* DATA SUPPLIED:
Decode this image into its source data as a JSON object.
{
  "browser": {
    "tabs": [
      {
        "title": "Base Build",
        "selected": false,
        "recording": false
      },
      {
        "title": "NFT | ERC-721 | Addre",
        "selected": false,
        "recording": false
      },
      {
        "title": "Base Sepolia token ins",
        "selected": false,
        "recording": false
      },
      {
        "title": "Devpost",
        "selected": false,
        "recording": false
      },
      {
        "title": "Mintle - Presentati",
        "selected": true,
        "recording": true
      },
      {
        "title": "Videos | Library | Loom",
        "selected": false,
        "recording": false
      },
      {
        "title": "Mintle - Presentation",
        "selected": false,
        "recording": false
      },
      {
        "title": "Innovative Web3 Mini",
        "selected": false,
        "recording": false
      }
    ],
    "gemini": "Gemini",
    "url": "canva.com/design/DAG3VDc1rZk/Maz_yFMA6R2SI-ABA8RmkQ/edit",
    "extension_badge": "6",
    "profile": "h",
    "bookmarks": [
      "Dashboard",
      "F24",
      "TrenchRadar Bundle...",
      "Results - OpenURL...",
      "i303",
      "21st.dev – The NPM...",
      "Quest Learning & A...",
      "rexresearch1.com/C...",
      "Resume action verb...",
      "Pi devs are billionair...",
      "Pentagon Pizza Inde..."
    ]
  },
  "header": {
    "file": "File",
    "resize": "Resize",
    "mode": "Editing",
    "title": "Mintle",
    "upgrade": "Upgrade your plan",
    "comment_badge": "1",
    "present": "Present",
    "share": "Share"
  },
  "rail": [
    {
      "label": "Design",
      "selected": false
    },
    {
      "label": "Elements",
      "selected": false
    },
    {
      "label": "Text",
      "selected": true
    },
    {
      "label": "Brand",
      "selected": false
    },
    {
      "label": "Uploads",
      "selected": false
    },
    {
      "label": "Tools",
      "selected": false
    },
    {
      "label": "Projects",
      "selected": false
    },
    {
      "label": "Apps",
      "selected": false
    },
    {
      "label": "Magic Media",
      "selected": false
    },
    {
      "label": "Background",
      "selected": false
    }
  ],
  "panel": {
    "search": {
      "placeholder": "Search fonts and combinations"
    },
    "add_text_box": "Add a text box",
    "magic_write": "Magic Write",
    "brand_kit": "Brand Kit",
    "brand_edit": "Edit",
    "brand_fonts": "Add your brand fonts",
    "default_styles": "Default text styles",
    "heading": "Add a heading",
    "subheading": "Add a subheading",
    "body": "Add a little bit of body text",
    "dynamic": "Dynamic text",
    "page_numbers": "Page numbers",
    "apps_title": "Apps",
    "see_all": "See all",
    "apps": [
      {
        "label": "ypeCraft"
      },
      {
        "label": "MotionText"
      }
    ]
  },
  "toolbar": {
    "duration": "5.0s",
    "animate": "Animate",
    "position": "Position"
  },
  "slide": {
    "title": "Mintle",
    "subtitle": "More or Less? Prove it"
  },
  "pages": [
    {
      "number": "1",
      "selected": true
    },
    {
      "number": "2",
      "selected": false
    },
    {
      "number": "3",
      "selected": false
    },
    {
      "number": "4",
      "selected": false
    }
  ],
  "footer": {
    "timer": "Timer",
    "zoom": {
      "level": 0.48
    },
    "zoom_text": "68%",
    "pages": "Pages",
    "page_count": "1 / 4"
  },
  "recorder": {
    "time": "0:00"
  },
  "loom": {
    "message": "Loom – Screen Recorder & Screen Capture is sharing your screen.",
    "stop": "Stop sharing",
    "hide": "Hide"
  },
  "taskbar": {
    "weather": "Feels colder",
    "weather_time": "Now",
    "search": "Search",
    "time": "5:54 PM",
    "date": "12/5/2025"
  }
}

* WORK TO BE COMPLETED: Across the data above, how many lines include the word "fonts"? Give only the count.

* OUTPUT FOR THIS EXERCISE: 2